If you have an opioid addiction chances are you have been prescribed Suboxone. Suboxone is a medication that was specifically formulated to treat this type of addiction. And while some will abuse Suboxone just like they abused the opioids, most people will take the medication as prescribed and get the results they are looking for. Most people who take Suboxone have one big questions and that is how long does the drug last or stay in ones system?
Below we will discuss just that as well as a few other things about Suboxone. The two main ingredients found in Suboxone are naloxone and buprenorphine. Generally speaking it is administered in either film form or tablet form. When taken this way it simple dissolved under the tongue and makes its way into your system. Most people prefer taking it in film form because you don’t get that bitter taste in your mouth you get from the tablet.
This is a single dose medication that is taken daily. The recommended dose is 16/4 mg. However, in some cases the dosage will be progressively increased to 24/6 mg to help deal with the withdrawal symptoms.

Collected data:
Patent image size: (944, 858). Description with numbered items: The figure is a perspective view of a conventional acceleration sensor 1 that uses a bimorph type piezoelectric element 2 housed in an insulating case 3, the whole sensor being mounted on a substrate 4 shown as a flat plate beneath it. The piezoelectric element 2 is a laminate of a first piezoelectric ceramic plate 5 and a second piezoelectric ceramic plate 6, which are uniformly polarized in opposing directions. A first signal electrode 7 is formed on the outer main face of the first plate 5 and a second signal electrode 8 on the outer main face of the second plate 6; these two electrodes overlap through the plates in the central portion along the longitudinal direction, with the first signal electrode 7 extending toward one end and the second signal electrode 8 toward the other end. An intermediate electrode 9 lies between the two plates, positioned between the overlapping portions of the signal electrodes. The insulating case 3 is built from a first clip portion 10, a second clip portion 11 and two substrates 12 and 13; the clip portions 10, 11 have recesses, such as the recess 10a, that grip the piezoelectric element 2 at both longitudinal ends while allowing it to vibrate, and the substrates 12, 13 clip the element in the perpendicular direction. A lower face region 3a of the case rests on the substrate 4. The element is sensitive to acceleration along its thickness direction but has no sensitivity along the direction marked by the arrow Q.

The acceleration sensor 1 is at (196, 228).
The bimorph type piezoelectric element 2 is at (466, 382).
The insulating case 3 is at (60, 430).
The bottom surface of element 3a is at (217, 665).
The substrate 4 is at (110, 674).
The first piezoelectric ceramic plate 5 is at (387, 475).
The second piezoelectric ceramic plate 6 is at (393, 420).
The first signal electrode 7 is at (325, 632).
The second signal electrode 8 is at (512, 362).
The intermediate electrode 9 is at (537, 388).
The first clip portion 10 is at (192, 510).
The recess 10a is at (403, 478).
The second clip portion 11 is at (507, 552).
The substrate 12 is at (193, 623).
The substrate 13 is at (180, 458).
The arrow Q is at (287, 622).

Problem A → According to the passage on Suboxone, why do most people prefer taking it in film form?
Problem B → Return the portion of the Suboxone passage between "Below we will" and "from the tablet.", inclusive.
Problem C → Take the passage on Suboxone further, picking up after its final sentence.

Answer A → Film form avoids the bitter taste that the tablet leaves in the mouth.

Answer B →
Below we will discuss just that as well as a few other things about Suboxone. The two main ingredients found in Suboxone are naloxone and buprenorphine. Generally speaking it is administered in either film form or tablet form. When taken this way it simple dissolved under the tongue and makes its way into your system. Most people prefer taking it in film form because you don’t get that bitter taste in your mouth you get from the tablet.

Answer C →
Suboxone General Information
Half Life & Peak Levels
The amount of time it takes for half of Suboxone to be eliminated from your body is known as the half life. This actually goes for any medication, substance or drug. As stated before, Suboxone has to main active ingredients. Buprenorphine and naloxone. Both ingredients have a different half lives and should be considered as separate chemicals.
Based on studies buprenorphine has a half life of 24 to 60 hours and naloxone has a half life of 2 to 12 hours. The reason buprenorphine has a much longer half life is because it was designed to treat and manage the withdrawal symptoms associated with opioid addiction. As far as peak levels go, it takes buprenorphine up to 100 minutes to near its peak effect.
So now lets talk about how long Suboxone will stay in your body. A big part of suboxone maintenance treatment is a lot of mandatory drug tests. These tests can be ordered by either your job or your school. Generally speaking these tests are looking for evidence of other drug use. But detecting drugs is not always as simple as taking a test. Other things such as how the drug is being used as well as the characteristics of the drug play a huge factor.
Currently I don’t know of any test being commercially sold that can accurately measure the levels of buprenorphine found in suboxone. However, buprenorphine can be detected in hair, blood and urine. There are specific tests that are ordered to test for suboxone in your urine. They include CEDIA or cloned enzyme donor immunoassay and LC-MS-MS which stands for liquid chromatography tandem mass spectrometry. Oral fluid is another option that can be used to test for opioid use.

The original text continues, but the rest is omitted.